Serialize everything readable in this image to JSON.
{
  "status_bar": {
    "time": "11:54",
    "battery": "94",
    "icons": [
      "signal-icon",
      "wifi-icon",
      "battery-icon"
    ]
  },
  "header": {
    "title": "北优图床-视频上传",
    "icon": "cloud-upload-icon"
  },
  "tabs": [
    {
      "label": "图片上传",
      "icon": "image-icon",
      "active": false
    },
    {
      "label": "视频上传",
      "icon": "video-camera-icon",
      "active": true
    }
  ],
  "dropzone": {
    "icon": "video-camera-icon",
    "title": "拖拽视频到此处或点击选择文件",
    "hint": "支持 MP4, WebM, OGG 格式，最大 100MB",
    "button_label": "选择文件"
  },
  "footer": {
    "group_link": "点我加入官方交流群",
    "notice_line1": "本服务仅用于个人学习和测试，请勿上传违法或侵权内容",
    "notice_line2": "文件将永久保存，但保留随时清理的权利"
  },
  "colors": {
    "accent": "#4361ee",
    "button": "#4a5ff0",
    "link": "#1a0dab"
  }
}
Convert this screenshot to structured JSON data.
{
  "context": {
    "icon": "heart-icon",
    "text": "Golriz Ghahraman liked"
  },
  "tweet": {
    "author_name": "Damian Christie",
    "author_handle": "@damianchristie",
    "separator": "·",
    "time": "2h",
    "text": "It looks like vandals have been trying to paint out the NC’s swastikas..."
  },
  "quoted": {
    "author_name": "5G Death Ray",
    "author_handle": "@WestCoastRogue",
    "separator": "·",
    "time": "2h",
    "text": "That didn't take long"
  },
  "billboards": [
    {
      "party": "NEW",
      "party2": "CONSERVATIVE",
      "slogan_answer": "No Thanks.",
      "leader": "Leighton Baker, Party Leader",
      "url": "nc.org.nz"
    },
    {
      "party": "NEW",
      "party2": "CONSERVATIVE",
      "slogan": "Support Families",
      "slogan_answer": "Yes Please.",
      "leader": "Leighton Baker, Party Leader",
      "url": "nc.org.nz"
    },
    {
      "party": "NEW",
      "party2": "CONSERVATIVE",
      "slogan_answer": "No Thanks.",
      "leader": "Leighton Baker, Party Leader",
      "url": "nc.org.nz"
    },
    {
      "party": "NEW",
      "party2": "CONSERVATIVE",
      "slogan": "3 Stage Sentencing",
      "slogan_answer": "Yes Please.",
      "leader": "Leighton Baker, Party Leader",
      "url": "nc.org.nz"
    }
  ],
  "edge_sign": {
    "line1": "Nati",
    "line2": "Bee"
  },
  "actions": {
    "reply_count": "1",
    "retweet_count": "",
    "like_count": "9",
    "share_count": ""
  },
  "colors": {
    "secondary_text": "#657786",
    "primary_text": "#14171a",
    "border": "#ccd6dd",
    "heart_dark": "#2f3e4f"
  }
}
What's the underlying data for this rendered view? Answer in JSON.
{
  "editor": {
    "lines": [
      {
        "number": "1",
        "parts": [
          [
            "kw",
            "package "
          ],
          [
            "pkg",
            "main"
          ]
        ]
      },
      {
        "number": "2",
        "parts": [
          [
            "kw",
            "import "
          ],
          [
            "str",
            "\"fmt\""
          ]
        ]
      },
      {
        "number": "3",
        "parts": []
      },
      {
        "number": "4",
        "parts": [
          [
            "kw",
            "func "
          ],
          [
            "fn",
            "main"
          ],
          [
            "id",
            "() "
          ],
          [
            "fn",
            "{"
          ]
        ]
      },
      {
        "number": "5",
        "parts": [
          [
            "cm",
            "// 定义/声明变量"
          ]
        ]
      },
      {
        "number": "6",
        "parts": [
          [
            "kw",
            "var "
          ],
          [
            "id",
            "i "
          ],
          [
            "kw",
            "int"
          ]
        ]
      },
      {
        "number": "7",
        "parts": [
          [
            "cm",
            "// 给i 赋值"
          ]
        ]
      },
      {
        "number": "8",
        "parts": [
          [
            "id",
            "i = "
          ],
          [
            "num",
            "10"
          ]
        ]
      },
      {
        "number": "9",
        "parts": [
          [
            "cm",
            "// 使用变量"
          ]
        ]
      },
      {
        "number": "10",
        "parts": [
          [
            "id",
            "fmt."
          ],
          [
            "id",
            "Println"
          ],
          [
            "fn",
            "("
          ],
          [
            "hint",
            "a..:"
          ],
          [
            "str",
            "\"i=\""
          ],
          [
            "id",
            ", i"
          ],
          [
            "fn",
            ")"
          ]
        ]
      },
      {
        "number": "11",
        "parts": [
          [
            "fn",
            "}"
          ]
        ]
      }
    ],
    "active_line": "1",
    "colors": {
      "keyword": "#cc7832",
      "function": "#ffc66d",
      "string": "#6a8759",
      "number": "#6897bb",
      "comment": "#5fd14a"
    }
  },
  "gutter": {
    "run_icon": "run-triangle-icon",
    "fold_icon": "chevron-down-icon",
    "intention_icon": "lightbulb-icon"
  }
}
• • • • • • •
■ **Problem statement**: Print again each line of the listing above, exactly as it appears.

■ **Reply**:
Serialize everything readable in this image to JSON.
{
  "status_bar": {
    "time": "11:54",
    "battery": "94",
    "icons": [
      "signal-icon",
      "wifi-icon",
      "battery-icon"
    ]
  },
  "header": {
    "title": "北优图床-视频上传",
    "icon": "cloud-upload-icon"
  },
  "tabs": [
    {
      "label": "图片上传",
      "icon": "image-icon",
      "active": false
    },
    {
      "label": "视频上传",
      "icon": "video-camera-icon",
      "active": true
    }
  ],
  "dropzone": {
    "icon": "video-camera-icon",
    "title": "拖拽视频到此处或点击选择文件",
    "hint": "支持 MP4, WebM, OGG 格式，最大 100MB",
    "button_label": "选择文件"
  },
  "footer": {
    "group_link": "点我加入官方交流群",
    "notice_line1": "本服务仅用于个人学习和测试，请勿上传违法或侵权内容",
    "notice_line2": "文件将永久保存，但保留随时清理的权利"
  },
  "colors": {
    "accent": "#4361ee",
    "button": "#4a5ff0",
    "link": "#1a0dab"
  }
}
Convert this screenshot to structured JSON data.
{
  "context": {
    "icon": "heart-icon",
    "text": "Golriz Ghahraman liked"
  },
  "tweet": {
    "author_name": "Damian Christie",
    "author_handle": "@damianchristie",
    "separator": "·",
    "time": "2h",
    "text": "It looks like vandals have been trying to paint out the NC’s swastikas..."
  },
  "quoted": {
    "author_name": "5G Death Ray",
    "author_handle": "@WestCoastRogue",
    "separator": "·",
    "time": "2h",
    "text": "That didn't take long"
  },
  "billboards": [
    {
      "party": "NEW",
      "party2": "CONSERVATIVE",
      "slogan_answer": "No Thanks.",
      "leader": "Leighton Baker, Party Leader",
      "url": "nc.org.nz"
    },
    {
      "party": "NEW",
      "party2": "CONSERVATIVE",
      "slogan": "Support Families",
      "slogan_answer": "Yes Please.",
      "leader": "Leighton Baker, Party Leader",
      "url": "nc.org.nz"
    },
    {
      "party": "NEW",
      "party2": "CONSERVATIVE",
      "slogan_answer": "No Thanks.",
      "leader": "Leighton Baker, Party Leader",
      "url": "nc.org.nz"
    },
    {
      "party": "NEW",
      "party2": "CONSERVATIVE",
      "slogan": "3 Stage Sentencing",
      "slogan_answer": "Yes Please.",
      "leader": "Leighton Baker, Party Leader",
      "url": "nc.org.nz"
    }
  ],
  "edge_sign": {
    "line1": "Nati",
    "line2": "Bee"
  },
  "actions": {
    "reply_count": "1",
    "retweet_count": "",
    "like_count": "9",
    "share_count": ""
  },
  "colors": {
    "secondary_text": "#657786",
    "primary_text": "#14171a",
    "border": "#ccd6dd",
    "heart_dark": "#2f3e4f"
  }
}
What's the underlying data for this rendered view? Answer in JSON.
{
  "editor": {
    "lines": [
      {
        "number": "1",
        "parts": [
          [
            "kw",
            "package "
          ],
          [
            "pkg",
            "main"
          ]
        ]
      },
      {
        "number": "2",
        "parts": [
          [
            "kw",
            "import "
          ],
          [
            "str",
            "\"fmt\""
          ]
        ]
      },
      {
        "number": "3",
        "parts": []
      },
      {
        "number": "4",
        "parts": [
          [
            "kw",
            "func "
          ],
          [
            "fn",
            "main"
          ],
          [
            "id",
            "() "
          ],
          [
            "fn",
            "{"
          ]
        ]
      },
      {
        "number": "5",
        "parts": [
          [
            "cm",
            "// 定义/声明变量"
          ]
        ]
      },
      {
        "number": "6",
        "parts": [
          [
            "kw",
            "var "
          ],
          [
            "id",
            "i "
          ],
          [
            "kw",
            "int"
          ]
        ]
      },
      {
        "number": "7",
        "parts": [
          [
            "cm",
            "// 给i 赋值"
          ]
        ]
      },
      {
        "number": "8",
        "parts": [
          [
            "id",
            "i = "
          ],
          [
            "num",
            "10"
          ]
        ]
      },
      {
        "number": "9",
        "parts": [
          [
            "cm",
            "// 使用变量"
          ]
        ]
      },
      {
        "number": "10",
        "parts": [
          [
            "id",
            "fmt."
          ],
          [
            "id",
            "Println"
          ],
          [
            "fn",
            "("
          ],
          [
            "hint",
            "a..:"
          ],
          [
            "str",
            "\"i=\""
          ],
          [
            "id",
            ", i"
          ],
          [
            "fn",
            ")"
          ]
        ]
      },
      {
        "number": "11",
        "parts": [
          [
            "fn",
            "}"
          ]
        ]
      }
    ],
    "active_line": "1",
    "colors": {
      "keyword": "#cc7832",
      "function": "#ffc66d",
      "string": "#6a8759",
      "number": "#6897bb",
      "comment": "#5fd14a"
    }
  },
  "gutter": {
    "run_icon": "run-triangle-icon",
    "fold_icon": "chevron-down-icon",
    "intention_icon": "lightbulb-icon"
  }
}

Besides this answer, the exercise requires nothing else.